● **EXTRACTED MATERIAL**
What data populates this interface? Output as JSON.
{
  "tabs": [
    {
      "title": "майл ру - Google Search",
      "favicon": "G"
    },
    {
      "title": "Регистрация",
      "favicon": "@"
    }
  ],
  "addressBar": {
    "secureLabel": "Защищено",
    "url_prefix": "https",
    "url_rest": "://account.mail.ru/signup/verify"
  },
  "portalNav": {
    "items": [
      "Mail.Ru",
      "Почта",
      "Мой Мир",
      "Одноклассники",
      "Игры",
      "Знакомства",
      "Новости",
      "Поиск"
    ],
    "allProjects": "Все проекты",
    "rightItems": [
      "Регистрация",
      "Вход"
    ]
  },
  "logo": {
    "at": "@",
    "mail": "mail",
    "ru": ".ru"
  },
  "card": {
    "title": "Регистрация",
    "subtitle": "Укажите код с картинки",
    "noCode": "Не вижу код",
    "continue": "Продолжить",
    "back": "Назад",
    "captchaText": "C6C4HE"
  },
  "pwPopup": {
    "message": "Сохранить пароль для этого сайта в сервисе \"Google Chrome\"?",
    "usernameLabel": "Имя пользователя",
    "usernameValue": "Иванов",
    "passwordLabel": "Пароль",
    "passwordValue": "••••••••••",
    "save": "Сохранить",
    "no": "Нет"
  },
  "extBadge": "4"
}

● **EXERCISE PROMPT**
Take the lines above and retype all of them exactly.

● **COMPLETE ANSWER**
What data populates this interface? Output as JSON.
{
  "tabs": [
    {
      "title": "майл ру - Google Search",
      "favicon": "G"
    },
    {
      "title": "Регистрация",
      "favicon": "@"
    }
  ],
  "addressBar": {
    "secureLabel": "Защищено",
    "url_prefix": "https",
    "url_rest": "://account.mail.ru/signup/verify"
  },
  "portalNav": {
    "items": [
      "Mail.Ru",
      "Почта",
      "Мой Мир",
      "Одноклассники",
      "Игры",
      "Знакомства",
      "Новости",
      "Поиск"
    ],
    "allProjects": "Все проекты",
    "rightItems": [
      "Регистрация",
      "Вход"
    ]
  },
  "logo": {
    "at": "@",
    "mail": "mail",
    "ru": ".ru"
  },
  "card": {
    "title": "Регистрация",
    "subtitle": "Укажите код с картинки",
    "noCode": "Не вижу код",
    "continue": "Продолжить",
    "back": "Назад",
    "captchaText": "C6C4HE"
  },
  "pwPopup": {
    "message": "Сохранить пароль для этого сайта в сервисе \"Google Chrome\"?",
    "usernameLabel": "Имя пользователя",
    "usernameValue": "Иванов",
    "passwordLabel": "Пароль",
    "passwordValue": "••••••••••",
    "save": "Сохранить",
    "no": "Нет"
  },
  "extBadge": "4"
}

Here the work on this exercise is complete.